__Task prompt__.
Below are entries. Pull out all lines containing "BRADLEY".

Stored data entries:
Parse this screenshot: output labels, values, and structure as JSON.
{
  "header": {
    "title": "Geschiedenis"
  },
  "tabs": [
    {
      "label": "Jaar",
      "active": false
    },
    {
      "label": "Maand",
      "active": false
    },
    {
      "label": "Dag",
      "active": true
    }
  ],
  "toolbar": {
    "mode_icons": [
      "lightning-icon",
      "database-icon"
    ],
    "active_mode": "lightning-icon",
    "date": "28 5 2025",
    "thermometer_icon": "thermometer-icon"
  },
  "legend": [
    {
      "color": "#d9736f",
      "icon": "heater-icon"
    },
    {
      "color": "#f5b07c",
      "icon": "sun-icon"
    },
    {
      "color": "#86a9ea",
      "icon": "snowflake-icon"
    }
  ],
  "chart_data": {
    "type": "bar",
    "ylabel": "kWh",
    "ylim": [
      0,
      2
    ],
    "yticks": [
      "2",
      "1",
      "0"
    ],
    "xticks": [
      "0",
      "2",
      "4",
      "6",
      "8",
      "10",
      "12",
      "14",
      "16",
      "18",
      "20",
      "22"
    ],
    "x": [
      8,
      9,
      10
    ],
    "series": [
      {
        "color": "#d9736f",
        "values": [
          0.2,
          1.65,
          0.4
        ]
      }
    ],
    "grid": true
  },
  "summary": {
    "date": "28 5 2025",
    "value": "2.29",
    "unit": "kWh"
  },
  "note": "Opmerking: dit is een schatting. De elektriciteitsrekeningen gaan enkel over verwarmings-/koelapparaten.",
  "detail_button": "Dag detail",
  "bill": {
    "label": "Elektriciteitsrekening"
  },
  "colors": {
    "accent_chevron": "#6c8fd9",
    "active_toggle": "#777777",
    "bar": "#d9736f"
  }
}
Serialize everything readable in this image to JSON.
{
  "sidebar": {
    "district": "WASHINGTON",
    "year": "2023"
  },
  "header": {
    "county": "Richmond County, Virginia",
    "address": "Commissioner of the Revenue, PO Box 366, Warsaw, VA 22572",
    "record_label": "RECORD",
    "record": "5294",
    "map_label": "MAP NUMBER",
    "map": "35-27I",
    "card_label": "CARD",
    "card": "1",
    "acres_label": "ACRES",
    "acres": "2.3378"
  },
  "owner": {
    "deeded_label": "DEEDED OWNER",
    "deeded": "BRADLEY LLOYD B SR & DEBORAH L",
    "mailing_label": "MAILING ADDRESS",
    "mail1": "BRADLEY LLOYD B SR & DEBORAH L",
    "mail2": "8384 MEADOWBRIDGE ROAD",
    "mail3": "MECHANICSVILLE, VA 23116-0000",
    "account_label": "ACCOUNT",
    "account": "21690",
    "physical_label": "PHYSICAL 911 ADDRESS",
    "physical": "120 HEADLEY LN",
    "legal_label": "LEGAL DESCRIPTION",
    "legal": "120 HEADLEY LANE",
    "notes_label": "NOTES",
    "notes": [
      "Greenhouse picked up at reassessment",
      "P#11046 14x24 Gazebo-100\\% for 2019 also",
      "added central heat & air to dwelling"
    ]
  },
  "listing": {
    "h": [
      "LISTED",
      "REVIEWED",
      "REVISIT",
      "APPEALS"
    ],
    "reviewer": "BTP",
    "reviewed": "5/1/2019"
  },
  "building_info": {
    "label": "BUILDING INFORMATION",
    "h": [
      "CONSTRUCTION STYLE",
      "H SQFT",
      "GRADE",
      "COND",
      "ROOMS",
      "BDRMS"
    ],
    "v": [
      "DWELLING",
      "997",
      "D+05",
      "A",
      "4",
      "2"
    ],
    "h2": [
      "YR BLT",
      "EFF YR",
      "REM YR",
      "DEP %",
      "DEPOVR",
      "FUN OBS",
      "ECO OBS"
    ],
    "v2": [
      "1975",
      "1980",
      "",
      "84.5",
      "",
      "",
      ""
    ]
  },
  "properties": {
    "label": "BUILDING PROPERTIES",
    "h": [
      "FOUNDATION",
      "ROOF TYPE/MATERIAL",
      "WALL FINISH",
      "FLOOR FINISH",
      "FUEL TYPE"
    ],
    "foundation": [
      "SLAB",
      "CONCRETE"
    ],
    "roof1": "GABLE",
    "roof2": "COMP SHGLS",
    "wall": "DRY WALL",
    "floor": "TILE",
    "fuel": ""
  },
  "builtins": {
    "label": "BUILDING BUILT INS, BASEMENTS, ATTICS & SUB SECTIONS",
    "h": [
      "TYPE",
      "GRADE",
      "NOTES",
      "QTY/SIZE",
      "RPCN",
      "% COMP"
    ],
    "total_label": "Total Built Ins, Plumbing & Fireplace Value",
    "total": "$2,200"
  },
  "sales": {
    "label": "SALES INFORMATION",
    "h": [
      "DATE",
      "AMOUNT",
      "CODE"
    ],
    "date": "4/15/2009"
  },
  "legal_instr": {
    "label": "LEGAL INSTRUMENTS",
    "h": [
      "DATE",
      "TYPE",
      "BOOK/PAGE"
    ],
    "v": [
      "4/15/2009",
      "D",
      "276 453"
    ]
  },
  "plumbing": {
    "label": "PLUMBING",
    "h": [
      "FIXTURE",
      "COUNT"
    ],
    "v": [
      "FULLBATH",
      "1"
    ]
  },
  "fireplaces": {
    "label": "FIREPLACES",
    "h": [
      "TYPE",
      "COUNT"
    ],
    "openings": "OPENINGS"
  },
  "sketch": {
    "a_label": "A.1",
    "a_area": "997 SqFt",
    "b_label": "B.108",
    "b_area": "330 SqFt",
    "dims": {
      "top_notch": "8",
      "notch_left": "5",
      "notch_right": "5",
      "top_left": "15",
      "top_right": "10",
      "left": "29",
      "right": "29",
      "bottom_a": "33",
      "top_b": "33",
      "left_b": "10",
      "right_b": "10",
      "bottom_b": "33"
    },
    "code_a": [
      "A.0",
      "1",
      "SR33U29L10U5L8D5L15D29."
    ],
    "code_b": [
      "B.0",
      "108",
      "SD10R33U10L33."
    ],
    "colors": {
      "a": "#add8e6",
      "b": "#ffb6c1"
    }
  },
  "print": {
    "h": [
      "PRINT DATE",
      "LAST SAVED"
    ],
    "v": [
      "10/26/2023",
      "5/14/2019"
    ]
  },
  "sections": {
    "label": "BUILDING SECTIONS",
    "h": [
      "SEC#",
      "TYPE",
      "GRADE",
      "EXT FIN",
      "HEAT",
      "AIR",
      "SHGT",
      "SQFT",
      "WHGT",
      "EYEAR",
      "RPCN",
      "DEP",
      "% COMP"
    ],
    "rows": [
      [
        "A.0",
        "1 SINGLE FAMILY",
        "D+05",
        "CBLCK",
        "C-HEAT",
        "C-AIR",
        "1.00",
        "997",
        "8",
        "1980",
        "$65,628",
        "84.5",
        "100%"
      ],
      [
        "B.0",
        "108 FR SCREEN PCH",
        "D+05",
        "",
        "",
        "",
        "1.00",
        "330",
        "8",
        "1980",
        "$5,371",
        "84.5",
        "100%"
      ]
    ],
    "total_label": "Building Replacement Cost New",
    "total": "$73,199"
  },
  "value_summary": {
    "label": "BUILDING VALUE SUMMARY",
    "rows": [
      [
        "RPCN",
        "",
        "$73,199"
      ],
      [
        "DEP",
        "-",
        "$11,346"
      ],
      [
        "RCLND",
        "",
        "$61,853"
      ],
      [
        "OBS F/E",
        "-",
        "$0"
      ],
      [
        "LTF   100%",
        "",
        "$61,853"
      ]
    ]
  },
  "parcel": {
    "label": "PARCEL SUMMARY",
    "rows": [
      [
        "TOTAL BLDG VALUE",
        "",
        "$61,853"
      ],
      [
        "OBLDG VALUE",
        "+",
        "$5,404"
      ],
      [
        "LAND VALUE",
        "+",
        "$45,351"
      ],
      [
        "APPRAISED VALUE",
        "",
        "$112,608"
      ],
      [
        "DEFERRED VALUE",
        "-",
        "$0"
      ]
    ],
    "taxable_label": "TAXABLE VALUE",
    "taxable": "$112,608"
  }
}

__Complete response__.
    "deeded": "BRADLEY LLOYD B SR & DEBORAH L",
    "mail1": "BRADLEY LLOYD B SR & DEBORAH L",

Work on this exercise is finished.